▸ Data provided:
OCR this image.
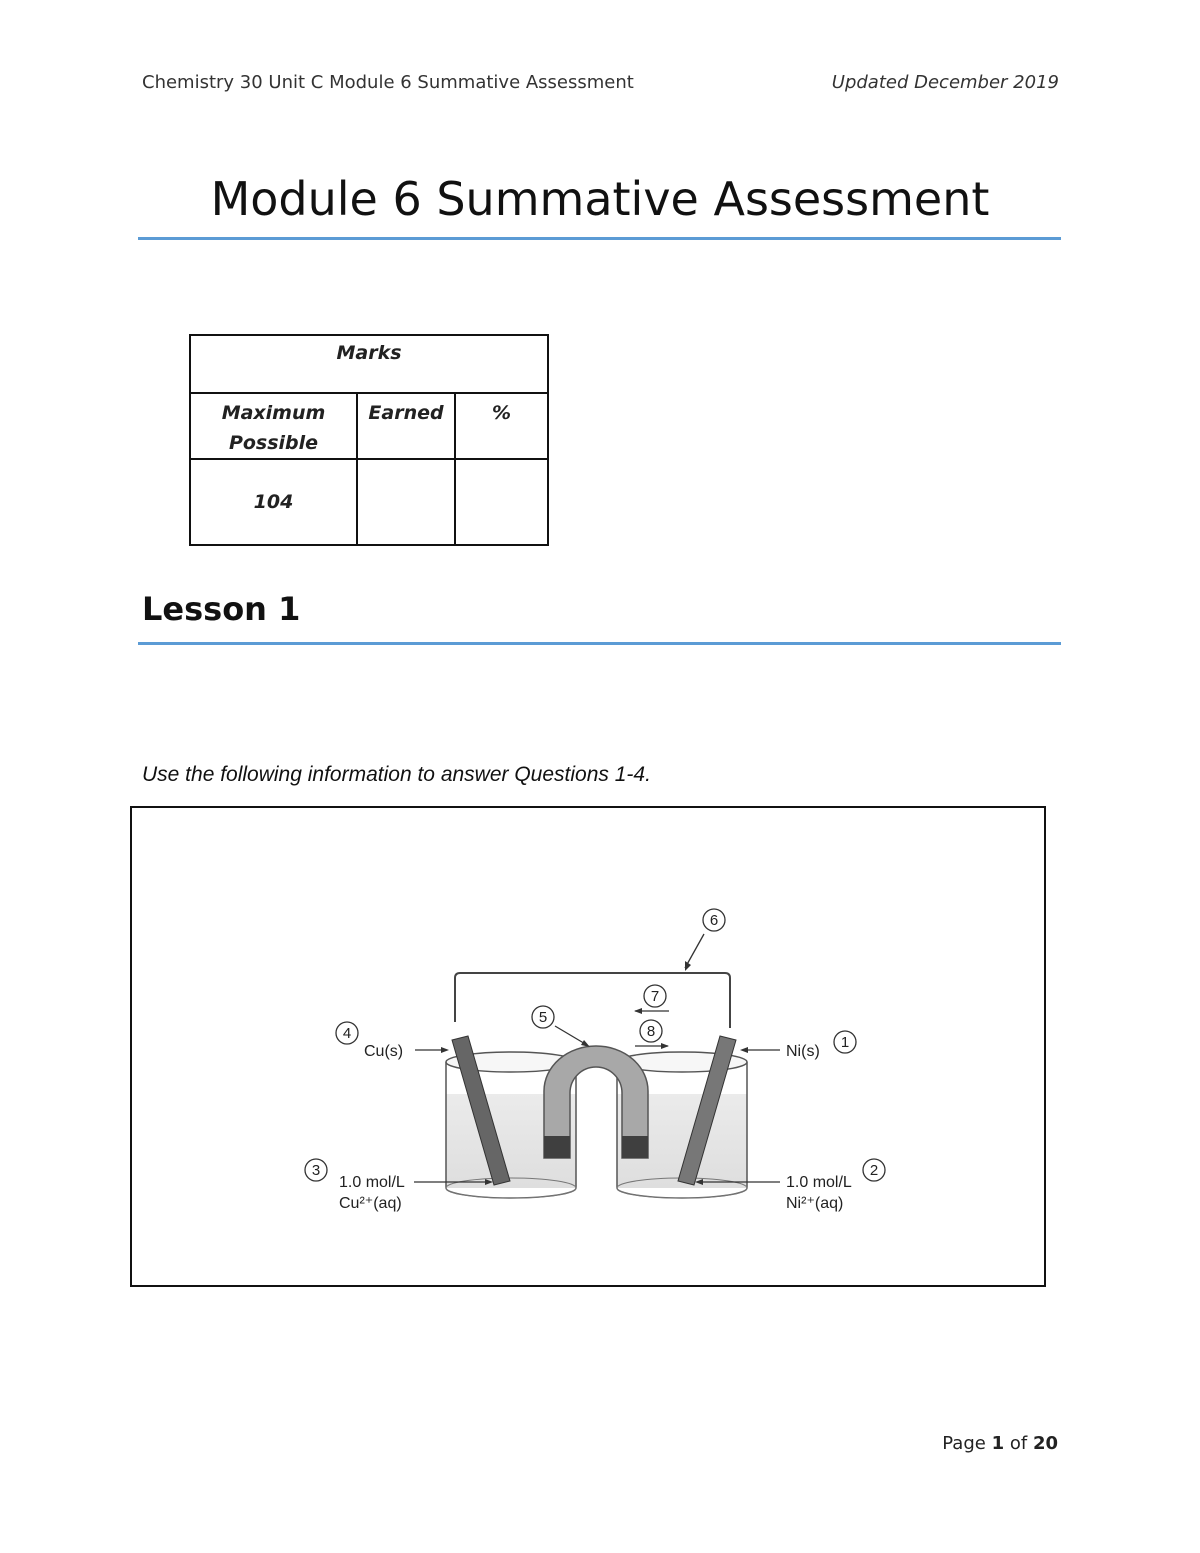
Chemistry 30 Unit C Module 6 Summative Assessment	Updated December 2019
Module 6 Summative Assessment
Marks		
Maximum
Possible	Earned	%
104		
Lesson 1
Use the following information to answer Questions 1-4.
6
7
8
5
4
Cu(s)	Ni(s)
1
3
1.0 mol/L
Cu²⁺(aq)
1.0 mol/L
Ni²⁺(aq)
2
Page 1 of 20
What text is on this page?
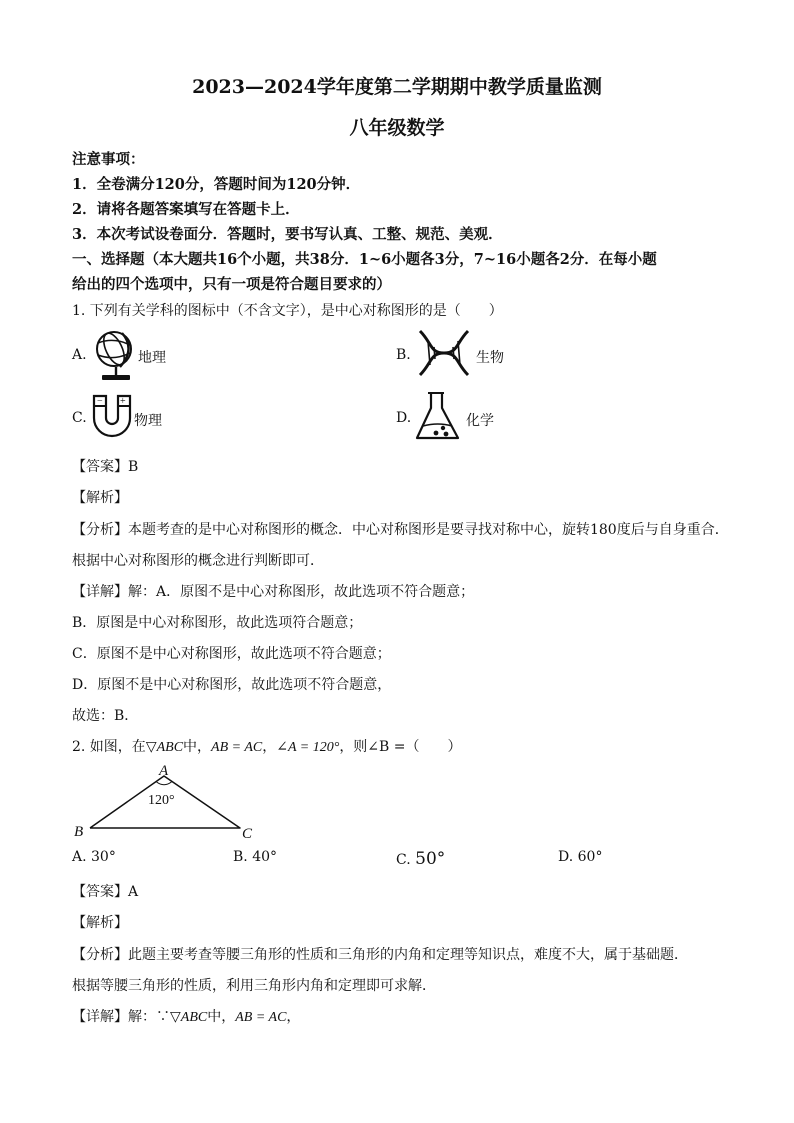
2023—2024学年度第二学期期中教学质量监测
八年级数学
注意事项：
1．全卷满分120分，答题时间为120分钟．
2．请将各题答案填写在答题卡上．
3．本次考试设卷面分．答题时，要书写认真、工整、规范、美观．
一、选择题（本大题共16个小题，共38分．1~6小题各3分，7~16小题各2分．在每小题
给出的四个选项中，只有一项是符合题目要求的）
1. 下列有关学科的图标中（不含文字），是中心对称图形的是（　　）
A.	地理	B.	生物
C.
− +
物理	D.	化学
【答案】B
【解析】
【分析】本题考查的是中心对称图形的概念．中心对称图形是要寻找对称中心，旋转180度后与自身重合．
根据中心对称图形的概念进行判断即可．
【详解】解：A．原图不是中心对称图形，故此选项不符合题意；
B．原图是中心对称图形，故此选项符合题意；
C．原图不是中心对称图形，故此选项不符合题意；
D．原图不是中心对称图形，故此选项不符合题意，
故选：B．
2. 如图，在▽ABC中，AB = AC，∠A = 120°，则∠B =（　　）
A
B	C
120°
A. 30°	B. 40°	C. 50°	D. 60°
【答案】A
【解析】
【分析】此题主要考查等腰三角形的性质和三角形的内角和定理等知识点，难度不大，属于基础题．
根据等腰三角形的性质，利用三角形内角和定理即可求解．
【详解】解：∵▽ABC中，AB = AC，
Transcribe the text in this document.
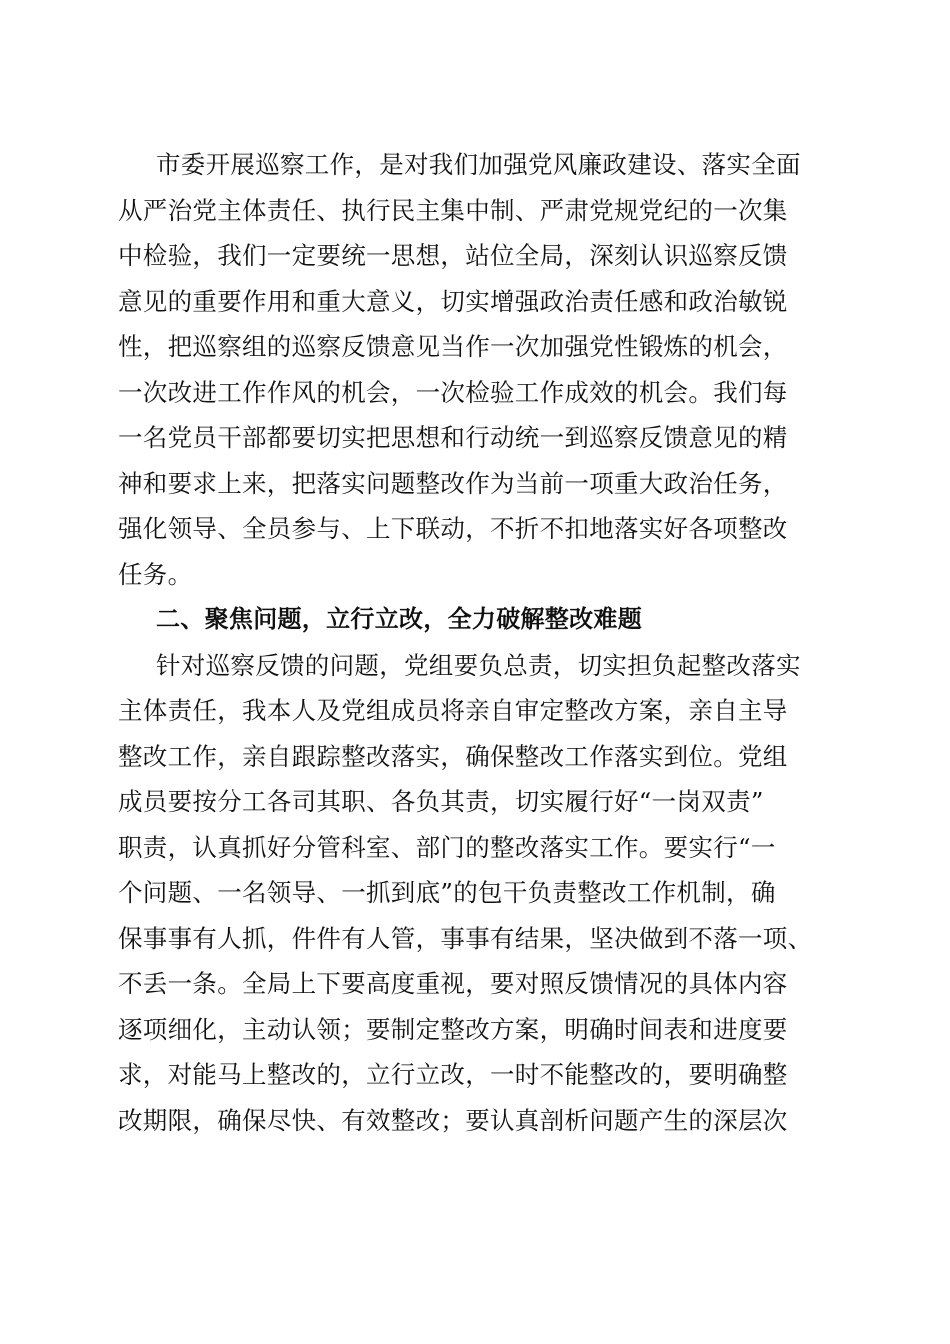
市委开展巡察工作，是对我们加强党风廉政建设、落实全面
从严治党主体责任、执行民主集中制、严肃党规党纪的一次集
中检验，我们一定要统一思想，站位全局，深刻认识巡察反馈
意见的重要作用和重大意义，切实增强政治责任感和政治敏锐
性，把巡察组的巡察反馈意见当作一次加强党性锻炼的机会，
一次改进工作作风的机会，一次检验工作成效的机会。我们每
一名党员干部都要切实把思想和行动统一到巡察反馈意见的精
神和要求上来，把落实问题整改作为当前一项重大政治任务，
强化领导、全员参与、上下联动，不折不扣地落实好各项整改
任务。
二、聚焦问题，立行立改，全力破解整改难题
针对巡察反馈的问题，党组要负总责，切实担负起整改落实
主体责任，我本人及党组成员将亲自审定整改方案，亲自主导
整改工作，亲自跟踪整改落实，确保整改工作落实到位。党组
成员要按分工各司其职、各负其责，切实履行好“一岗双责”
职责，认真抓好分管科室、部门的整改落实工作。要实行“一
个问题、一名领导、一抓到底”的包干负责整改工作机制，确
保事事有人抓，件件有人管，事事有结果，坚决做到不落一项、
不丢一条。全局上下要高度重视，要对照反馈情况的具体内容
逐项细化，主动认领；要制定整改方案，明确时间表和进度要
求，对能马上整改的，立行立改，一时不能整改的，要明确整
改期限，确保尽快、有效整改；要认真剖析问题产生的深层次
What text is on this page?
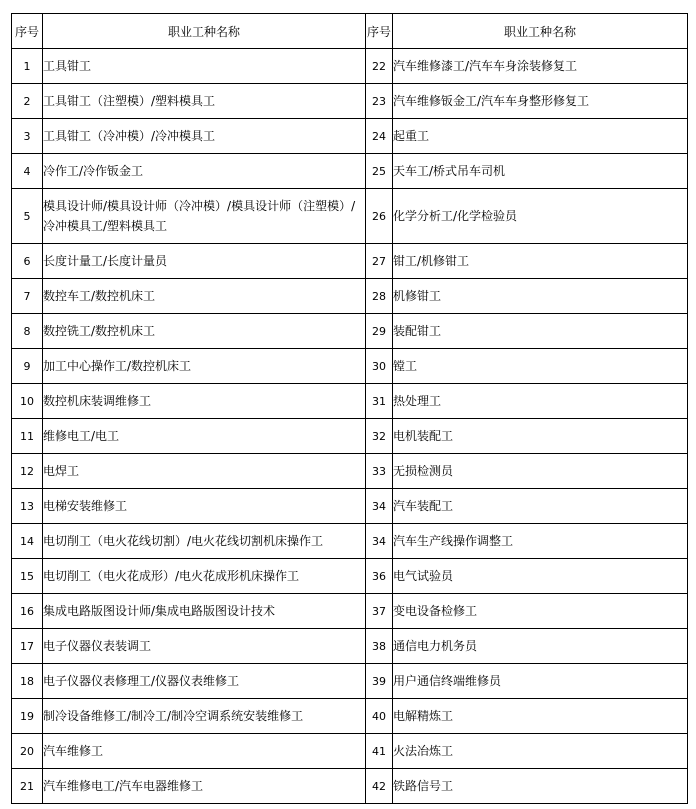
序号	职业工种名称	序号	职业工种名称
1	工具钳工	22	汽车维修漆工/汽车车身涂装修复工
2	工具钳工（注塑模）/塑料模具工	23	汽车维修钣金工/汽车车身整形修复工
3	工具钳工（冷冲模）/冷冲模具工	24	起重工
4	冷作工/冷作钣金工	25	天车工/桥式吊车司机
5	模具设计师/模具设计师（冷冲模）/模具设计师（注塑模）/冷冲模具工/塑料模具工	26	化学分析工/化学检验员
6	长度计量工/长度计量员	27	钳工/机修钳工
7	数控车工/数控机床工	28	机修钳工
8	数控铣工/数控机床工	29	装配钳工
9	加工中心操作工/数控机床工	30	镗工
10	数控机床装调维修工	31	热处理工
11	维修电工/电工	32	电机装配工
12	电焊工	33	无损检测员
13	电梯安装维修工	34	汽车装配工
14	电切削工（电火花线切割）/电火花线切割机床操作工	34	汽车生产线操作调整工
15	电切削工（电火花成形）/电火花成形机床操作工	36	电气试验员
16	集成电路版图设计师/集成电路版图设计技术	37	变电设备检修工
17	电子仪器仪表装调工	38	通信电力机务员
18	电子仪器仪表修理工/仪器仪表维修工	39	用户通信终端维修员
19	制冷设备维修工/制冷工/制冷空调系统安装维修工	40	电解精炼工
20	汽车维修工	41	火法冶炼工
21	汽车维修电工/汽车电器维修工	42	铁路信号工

▸ Goal: Where a line of the material above holds the string "机修钳工", copy that line.

▸ Task output:
6	长度计量工/长度计量员	27	钳工/机修钳工
7	数控车工/数控机床工	28	机修钳工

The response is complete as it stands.